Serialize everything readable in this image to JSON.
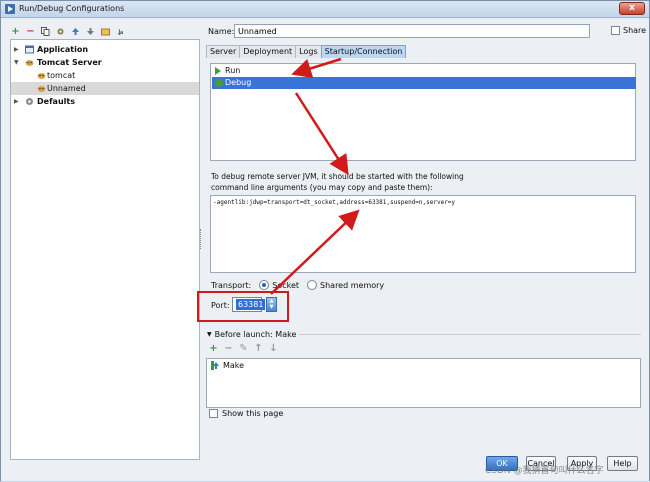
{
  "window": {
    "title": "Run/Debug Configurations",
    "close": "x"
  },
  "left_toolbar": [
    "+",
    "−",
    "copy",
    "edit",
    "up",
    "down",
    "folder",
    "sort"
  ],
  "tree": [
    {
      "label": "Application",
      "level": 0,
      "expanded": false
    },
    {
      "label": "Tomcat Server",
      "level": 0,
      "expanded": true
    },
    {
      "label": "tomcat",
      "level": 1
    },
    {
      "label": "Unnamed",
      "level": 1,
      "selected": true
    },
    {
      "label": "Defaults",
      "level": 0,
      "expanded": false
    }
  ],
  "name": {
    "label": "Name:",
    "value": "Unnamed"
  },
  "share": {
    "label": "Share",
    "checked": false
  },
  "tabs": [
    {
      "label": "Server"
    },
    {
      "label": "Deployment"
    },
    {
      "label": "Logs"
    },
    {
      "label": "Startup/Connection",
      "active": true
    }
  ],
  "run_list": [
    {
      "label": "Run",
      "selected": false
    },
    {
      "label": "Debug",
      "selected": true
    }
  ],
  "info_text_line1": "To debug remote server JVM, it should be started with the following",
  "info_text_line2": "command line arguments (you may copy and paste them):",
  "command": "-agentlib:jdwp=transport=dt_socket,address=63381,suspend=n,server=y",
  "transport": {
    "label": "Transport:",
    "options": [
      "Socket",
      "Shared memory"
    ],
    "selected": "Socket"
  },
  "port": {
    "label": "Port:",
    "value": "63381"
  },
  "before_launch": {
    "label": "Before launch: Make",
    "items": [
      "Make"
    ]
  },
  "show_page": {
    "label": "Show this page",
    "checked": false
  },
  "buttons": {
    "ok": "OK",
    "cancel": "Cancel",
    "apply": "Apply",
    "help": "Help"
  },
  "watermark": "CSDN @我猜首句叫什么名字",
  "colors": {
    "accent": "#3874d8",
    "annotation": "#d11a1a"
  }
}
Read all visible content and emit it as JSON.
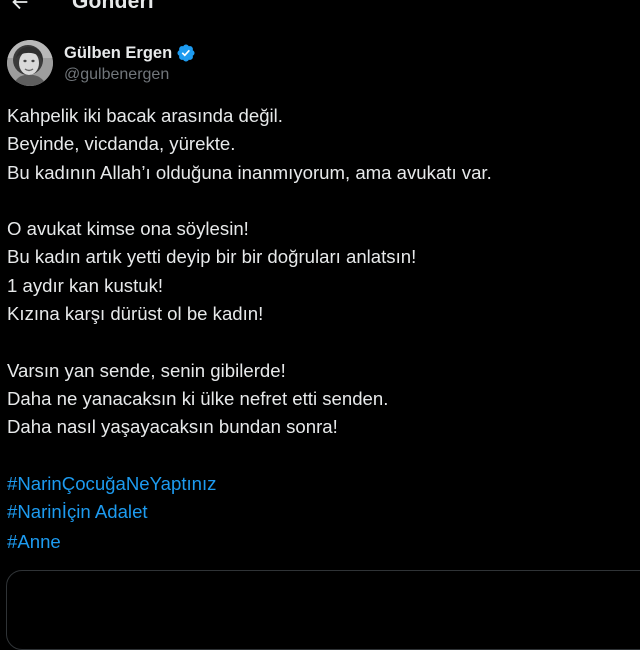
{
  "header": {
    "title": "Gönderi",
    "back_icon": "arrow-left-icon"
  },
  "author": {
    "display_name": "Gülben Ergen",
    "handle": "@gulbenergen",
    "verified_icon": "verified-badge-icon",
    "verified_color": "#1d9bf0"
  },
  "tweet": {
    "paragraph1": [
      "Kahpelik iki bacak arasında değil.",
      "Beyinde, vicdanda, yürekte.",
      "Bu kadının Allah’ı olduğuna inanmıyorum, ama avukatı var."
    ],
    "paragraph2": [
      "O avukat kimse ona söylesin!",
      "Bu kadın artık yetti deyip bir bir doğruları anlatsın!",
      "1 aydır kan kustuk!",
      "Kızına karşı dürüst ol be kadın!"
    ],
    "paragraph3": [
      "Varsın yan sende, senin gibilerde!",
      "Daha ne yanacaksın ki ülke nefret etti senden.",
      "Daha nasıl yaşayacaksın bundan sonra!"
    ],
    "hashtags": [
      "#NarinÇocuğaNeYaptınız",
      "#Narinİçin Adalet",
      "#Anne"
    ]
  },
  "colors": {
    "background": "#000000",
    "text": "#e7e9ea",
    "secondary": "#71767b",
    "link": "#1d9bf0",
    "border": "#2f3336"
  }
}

==

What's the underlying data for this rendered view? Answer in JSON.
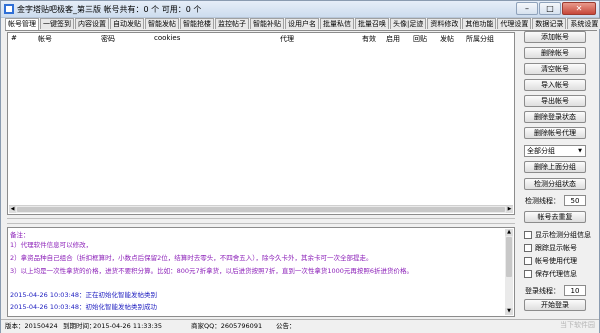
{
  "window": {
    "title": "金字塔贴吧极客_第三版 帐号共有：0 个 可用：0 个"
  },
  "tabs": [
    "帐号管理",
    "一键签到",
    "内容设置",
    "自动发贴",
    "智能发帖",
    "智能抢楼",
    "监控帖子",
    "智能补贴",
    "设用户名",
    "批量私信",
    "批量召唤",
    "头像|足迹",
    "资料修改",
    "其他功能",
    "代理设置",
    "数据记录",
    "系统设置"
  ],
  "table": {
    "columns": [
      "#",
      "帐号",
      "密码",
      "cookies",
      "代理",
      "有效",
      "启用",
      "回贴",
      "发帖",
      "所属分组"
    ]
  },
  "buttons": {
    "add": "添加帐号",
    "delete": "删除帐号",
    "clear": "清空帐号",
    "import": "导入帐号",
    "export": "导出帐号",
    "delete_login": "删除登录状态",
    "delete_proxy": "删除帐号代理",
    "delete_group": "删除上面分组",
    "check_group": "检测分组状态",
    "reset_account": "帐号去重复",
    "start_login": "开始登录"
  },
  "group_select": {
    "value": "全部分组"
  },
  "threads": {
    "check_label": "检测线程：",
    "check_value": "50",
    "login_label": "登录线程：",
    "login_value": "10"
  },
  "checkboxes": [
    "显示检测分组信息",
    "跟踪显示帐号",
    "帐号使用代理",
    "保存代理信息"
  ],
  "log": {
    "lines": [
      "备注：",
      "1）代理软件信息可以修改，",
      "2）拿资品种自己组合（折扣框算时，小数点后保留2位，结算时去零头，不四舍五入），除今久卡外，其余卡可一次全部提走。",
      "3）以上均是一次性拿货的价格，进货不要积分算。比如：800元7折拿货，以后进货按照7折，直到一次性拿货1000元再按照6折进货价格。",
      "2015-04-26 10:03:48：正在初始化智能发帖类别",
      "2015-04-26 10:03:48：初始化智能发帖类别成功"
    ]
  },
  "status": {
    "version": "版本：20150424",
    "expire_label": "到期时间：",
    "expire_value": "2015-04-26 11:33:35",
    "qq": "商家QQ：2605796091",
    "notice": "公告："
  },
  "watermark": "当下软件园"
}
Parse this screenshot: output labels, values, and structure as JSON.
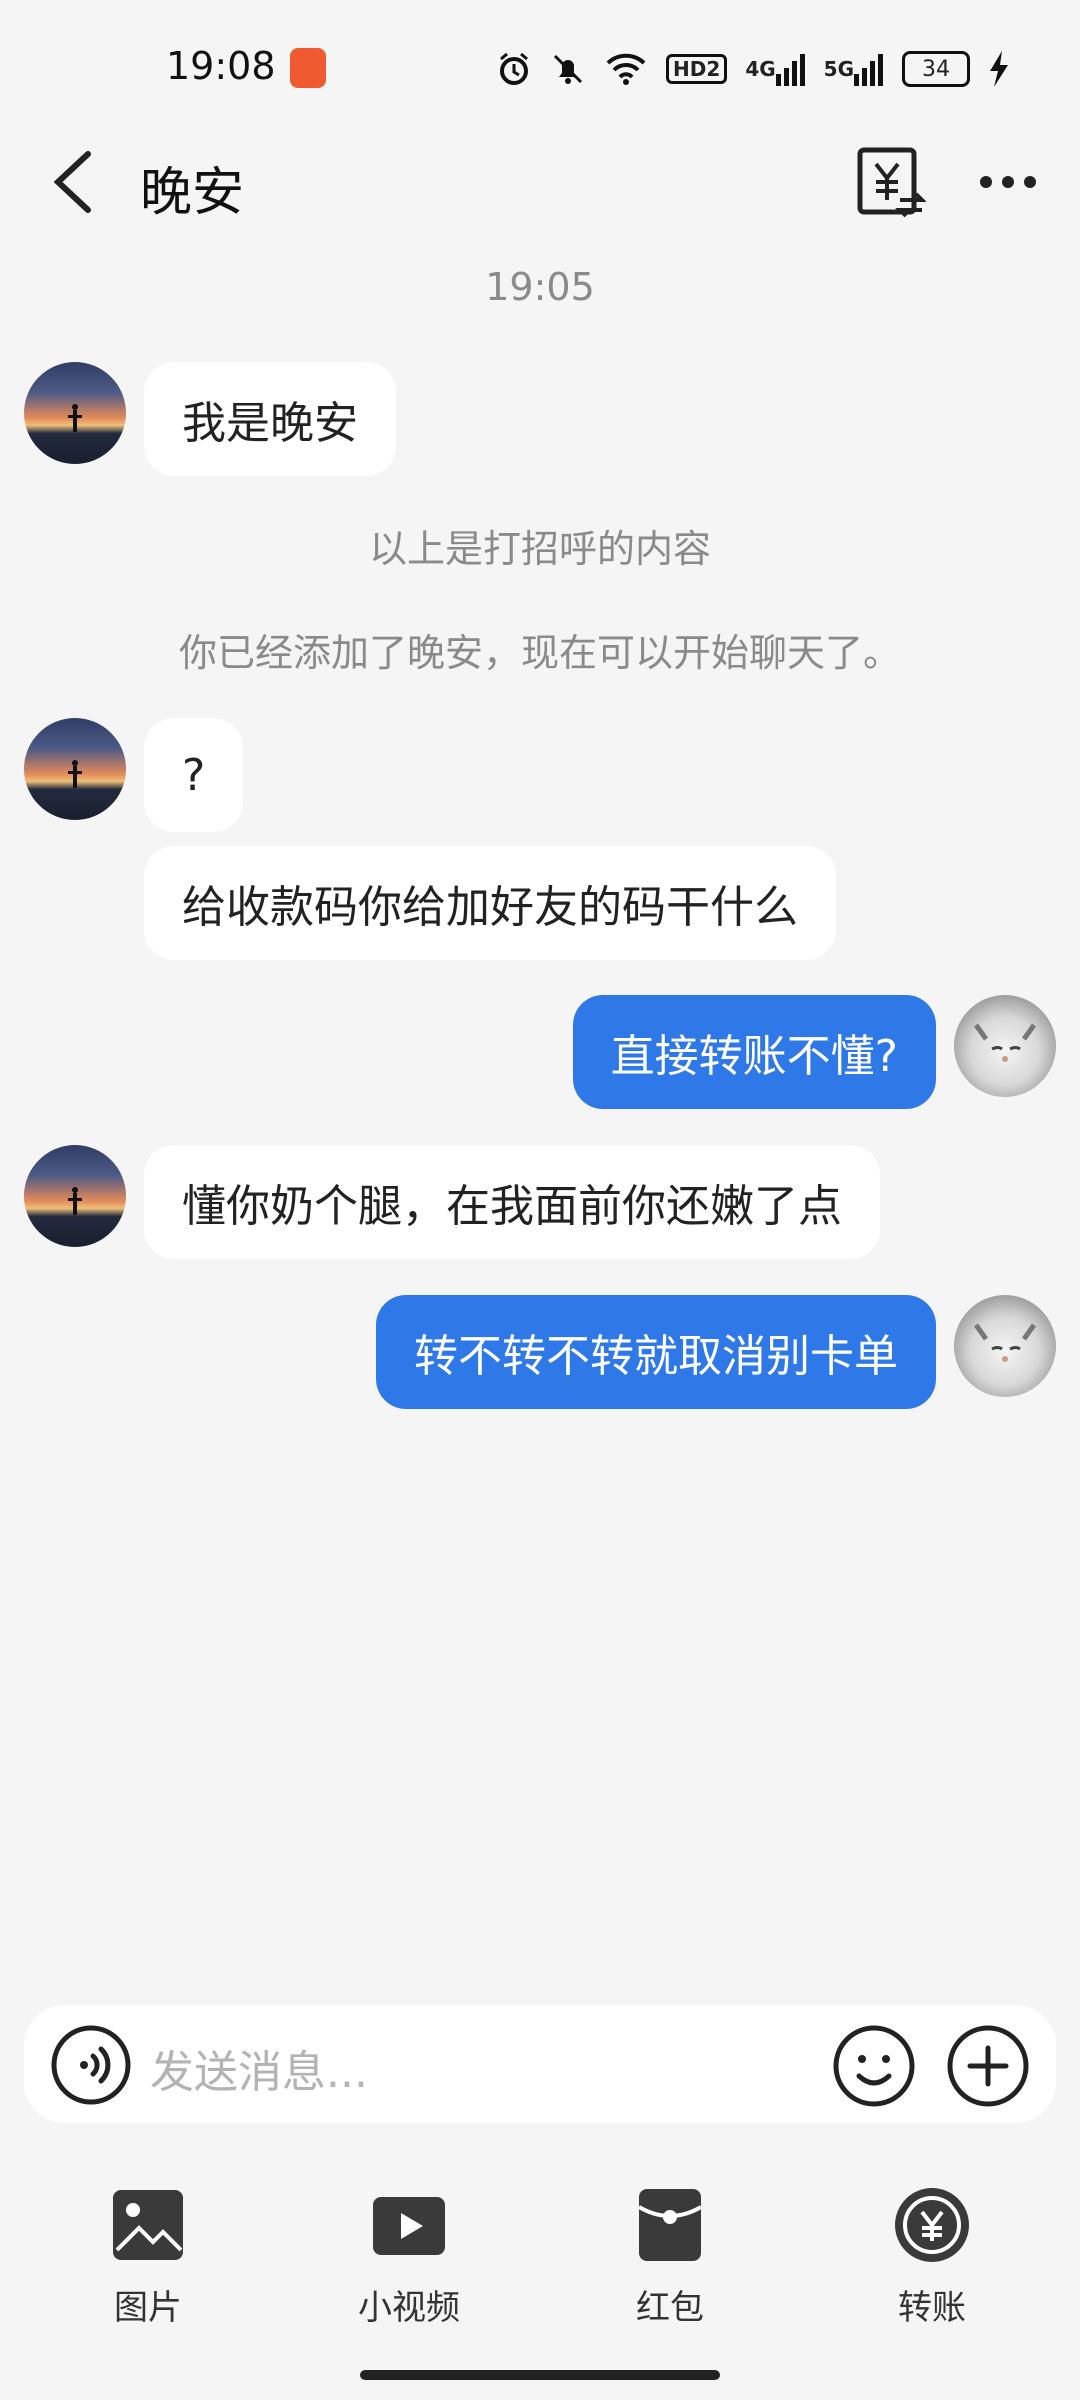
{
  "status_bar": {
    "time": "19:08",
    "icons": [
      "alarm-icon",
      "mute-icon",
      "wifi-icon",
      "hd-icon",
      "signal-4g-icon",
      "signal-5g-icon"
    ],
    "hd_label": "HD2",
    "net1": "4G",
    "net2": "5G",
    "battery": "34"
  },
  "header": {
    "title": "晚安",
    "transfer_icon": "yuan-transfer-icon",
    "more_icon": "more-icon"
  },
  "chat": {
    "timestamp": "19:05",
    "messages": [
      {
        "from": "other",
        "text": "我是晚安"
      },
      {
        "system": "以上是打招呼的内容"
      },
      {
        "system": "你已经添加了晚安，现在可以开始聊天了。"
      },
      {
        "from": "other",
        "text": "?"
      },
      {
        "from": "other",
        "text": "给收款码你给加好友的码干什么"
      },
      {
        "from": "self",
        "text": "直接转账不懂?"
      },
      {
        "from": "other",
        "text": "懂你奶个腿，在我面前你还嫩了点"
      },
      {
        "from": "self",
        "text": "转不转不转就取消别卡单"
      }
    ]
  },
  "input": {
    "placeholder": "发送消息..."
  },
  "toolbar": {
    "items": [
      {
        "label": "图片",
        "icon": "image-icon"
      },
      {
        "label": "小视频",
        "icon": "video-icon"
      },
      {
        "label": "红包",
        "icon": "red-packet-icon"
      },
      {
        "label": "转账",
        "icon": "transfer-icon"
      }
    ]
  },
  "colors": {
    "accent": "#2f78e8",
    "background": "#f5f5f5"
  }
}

_Exercise goal_
Where a line above contains the word "system", copy that line.

_Result for this task_
        "system": "以上是打招呼的内容"
        "system": "你已经添加了晚安，现在可以开始聊天了。"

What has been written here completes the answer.